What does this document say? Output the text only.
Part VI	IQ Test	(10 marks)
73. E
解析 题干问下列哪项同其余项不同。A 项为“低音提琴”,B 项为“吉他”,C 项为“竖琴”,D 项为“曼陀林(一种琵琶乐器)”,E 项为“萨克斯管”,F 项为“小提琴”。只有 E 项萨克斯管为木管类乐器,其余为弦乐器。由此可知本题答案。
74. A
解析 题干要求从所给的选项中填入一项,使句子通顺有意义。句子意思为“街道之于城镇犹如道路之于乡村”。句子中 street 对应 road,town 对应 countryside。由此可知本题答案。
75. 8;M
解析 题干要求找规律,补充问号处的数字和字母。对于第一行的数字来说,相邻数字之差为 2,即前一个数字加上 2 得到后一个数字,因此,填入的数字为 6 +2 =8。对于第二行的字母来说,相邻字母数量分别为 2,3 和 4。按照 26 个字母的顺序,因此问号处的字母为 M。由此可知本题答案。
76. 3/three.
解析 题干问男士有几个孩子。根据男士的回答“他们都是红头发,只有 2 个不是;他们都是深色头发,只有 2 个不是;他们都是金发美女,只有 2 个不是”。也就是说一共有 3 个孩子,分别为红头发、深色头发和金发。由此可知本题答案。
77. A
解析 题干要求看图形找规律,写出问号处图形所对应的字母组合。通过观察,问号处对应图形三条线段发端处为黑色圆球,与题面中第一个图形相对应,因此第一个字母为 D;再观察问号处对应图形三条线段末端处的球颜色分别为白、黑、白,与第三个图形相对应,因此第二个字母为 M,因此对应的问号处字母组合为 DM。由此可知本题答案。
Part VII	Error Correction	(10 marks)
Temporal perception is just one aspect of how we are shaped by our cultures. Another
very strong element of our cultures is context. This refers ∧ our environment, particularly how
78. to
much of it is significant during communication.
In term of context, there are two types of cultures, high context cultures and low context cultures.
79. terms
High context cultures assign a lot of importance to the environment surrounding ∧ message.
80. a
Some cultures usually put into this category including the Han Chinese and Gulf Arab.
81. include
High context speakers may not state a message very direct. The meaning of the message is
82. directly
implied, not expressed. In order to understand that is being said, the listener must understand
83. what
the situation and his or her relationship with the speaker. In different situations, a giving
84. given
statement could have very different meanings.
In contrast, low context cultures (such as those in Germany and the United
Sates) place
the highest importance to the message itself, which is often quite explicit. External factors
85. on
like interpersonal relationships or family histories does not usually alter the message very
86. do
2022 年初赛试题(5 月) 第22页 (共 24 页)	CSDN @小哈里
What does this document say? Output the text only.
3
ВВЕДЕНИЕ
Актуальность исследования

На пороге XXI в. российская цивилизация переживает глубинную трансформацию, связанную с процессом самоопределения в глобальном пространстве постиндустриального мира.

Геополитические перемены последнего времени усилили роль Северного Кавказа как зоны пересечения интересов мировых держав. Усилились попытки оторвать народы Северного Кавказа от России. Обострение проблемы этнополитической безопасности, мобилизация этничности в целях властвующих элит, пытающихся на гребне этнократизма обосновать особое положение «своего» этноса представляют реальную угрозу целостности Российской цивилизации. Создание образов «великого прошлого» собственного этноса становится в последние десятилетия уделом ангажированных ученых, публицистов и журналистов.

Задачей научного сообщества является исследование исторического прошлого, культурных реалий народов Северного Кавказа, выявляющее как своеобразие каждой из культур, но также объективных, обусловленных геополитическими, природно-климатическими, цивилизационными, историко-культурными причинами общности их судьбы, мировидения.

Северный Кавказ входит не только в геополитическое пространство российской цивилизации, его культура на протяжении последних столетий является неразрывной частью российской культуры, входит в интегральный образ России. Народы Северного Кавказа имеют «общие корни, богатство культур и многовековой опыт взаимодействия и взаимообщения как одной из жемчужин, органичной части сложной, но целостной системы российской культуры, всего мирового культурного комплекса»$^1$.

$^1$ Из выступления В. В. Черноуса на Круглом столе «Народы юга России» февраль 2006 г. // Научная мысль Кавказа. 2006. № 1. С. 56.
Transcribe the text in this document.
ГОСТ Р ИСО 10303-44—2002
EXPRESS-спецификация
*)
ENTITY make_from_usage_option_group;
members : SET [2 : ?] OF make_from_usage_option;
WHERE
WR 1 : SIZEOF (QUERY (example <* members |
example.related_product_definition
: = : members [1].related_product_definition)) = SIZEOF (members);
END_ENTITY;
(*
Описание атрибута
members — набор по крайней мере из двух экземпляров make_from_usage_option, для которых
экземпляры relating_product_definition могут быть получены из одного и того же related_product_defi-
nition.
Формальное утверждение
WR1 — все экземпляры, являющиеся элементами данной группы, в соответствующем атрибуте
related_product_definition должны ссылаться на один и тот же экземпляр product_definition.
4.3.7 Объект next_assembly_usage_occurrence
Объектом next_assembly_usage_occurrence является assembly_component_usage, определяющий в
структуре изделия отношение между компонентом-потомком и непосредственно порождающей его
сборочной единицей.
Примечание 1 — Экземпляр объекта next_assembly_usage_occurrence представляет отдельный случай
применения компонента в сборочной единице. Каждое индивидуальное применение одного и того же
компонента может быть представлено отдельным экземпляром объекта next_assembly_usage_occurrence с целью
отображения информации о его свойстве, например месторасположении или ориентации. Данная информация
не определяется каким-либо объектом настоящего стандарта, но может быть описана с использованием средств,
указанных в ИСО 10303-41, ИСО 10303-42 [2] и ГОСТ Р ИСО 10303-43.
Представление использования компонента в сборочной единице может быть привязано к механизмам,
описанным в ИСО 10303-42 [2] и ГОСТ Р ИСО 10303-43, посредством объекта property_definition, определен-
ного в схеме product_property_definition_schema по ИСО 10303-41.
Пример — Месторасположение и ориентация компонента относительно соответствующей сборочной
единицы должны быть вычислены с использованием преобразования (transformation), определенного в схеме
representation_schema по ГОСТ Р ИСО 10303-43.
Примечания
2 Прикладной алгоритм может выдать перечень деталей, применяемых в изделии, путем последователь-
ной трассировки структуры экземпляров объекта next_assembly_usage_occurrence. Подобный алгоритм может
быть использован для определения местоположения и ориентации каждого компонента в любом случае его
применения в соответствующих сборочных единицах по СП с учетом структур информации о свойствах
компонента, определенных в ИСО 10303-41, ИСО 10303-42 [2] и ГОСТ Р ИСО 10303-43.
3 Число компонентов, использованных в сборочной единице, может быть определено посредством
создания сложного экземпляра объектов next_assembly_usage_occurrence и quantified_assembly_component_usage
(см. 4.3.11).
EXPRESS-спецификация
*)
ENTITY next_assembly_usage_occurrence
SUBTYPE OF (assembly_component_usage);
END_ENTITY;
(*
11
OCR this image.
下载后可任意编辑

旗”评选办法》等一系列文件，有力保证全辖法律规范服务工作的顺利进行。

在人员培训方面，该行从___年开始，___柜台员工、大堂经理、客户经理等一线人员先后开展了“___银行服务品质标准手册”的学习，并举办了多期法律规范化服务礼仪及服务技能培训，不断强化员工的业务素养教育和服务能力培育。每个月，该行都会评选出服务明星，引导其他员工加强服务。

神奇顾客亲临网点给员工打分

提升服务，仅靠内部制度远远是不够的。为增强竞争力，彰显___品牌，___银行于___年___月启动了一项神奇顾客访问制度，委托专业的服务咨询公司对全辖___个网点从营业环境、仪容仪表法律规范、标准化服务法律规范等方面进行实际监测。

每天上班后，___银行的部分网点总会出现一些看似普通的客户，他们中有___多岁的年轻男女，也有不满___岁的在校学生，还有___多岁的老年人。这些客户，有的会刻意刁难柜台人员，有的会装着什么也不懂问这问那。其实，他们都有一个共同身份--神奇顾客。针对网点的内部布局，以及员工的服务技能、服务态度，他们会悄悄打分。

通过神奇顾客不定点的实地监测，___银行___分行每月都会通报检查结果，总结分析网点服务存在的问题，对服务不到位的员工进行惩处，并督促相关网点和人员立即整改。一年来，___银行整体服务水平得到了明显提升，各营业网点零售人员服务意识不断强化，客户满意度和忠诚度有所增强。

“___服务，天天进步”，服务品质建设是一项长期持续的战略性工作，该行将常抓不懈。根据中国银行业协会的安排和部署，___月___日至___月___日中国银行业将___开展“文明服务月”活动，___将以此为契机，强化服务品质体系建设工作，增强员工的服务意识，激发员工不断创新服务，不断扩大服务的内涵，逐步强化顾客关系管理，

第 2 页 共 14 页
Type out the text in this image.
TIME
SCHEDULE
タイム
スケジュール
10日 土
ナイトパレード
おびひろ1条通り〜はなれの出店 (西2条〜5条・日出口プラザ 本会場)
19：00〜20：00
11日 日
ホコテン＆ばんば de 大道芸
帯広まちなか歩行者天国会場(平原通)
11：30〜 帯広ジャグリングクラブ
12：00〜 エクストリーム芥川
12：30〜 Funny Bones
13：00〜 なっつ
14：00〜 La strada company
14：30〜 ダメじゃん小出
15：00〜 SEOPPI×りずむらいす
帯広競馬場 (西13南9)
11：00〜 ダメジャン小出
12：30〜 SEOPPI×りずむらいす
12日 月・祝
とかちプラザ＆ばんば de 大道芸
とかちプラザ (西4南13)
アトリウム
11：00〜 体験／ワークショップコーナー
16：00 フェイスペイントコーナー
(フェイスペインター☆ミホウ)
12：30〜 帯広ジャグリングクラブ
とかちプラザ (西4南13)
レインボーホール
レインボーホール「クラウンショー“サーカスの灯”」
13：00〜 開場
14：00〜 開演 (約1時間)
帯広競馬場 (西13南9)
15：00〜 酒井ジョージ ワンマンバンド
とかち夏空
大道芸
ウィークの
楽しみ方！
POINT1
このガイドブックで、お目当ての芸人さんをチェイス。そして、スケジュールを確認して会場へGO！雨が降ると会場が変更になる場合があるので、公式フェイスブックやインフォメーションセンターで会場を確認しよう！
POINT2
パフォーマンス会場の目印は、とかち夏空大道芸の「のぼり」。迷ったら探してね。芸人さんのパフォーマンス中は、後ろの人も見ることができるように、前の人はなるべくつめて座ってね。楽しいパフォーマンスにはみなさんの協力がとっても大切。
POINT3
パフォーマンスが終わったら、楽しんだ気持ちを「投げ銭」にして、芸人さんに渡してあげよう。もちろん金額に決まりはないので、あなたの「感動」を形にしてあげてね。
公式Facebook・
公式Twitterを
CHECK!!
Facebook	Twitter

------------

▶ _TASK STATEMENT_
Your answer should be a single number: the count of lines that contain "cultures".

▶ _RESPONSE TO THE EXERCISE_
6